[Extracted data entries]
· · ·

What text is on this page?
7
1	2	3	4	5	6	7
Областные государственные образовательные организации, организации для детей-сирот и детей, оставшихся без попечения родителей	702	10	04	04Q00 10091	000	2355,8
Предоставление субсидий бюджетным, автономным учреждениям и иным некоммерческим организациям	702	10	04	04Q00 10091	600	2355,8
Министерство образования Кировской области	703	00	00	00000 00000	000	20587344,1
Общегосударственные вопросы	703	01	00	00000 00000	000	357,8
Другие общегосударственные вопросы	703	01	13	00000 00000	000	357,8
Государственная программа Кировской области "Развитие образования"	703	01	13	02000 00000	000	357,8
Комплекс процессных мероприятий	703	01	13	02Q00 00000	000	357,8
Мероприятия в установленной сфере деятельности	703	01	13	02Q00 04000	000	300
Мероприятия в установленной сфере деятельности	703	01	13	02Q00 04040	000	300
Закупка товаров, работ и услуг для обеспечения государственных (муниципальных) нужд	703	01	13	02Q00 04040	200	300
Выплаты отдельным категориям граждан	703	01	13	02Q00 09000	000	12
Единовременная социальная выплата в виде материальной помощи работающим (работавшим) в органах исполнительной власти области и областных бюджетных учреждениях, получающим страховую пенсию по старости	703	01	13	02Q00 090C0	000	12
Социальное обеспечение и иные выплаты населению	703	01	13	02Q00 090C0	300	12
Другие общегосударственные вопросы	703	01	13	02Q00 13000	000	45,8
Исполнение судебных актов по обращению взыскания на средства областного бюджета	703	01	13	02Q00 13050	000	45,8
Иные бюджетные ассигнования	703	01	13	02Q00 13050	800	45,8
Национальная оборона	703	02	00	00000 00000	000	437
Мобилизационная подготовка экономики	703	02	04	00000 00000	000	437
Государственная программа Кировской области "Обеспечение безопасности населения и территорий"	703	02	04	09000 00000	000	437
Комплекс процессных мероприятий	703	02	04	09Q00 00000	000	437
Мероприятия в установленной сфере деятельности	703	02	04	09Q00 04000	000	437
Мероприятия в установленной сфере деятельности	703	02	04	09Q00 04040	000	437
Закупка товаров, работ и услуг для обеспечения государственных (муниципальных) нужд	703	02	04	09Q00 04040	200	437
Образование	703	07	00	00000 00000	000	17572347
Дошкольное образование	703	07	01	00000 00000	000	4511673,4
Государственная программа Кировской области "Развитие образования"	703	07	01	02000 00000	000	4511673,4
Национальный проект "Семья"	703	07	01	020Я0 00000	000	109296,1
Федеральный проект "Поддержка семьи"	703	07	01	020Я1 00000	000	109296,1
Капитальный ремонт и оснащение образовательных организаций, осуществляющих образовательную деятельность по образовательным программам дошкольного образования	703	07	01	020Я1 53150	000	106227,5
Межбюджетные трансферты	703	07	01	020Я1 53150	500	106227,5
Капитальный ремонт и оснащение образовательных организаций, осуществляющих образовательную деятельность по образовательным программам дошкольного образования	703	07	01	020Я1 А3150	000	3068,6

· · ·

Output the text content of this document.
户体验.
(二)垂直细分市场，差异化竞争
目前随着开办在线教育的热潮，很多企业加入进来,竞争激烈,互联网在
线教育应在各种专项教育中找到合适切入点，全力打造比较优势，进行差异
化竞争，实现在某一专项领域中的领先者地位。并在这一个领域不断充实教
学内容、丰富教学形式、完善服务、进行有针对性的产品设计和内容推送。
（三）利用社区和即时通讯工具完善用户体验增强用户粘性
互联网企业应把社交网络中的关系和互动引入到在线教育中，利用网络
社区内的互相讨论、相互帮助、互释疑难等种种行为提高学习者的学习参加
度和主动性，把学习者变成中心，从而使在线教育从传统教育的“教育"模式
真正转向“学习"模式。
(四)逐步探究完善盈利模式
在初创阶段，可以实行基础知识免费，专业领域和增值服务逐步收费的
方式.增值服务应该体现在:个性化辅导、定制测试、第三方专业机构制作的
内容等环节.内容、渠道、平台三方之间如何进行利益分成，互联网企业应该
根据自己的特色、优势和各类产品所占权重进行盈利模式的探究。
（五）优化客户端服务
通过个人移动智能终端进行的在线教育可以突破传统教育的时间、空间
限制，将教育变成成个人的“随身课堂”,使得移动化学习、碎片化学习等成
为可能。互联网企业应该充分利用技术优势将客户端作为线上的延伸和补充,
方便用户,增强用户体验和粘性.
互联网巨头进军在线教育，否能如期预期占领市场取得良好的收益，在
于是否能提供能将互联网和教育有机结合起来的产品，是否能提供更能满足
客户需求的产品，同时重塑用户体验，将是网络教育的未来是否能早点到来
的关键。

· · ·

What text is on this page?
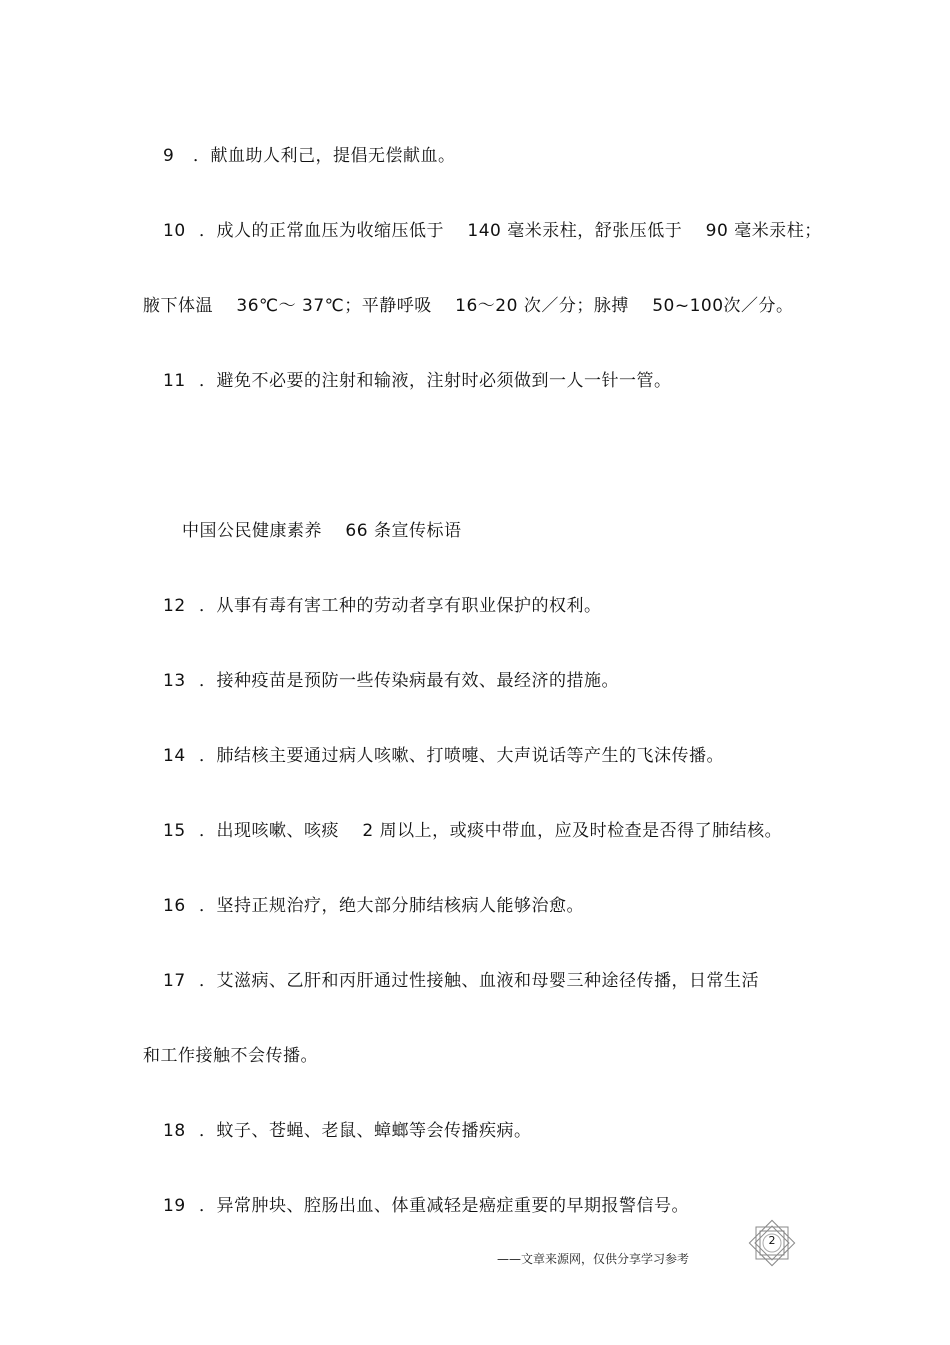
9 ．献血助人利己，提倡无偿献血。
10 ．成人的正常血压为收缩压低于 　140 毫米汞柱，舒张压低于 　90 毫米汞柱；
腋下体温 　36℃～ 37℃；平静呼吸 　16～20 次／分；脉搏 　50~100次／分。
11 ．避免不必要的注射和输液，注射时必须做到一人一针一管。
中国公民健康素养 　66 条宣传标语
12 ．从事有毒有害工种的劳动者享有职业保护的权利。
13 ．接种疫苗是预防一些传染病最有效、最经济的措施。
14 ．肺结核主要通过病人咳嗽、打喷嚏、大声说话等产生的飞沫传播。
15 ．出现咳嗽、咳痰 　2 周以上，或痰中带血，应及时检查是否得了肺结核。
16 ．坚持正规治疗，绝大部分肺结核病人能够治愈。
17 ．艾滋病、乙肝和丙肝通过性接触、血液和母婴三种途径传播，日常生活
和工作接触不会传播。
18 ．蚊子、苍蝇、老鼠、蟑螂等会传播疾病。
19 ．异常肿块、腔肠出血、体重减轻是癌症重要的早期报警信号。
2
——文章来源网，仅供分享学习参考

· · ·

Which lines above hold the word "осуществляющих"? Copy each of them.

## OUTPUT
Капитальный ремонт и оснащение образовательных организаций, осуществляющих образовательную деятельность по образовательным программам дошкольного образования	703	07	01	020Я1 53150	000	106227,5
Капитальный ремонт и оснащение образовательных организаций, осуществляющих образовательную деятельность по образовательным программам дошкольного образования	703	07	01	020Я1 А3150	000	3068,6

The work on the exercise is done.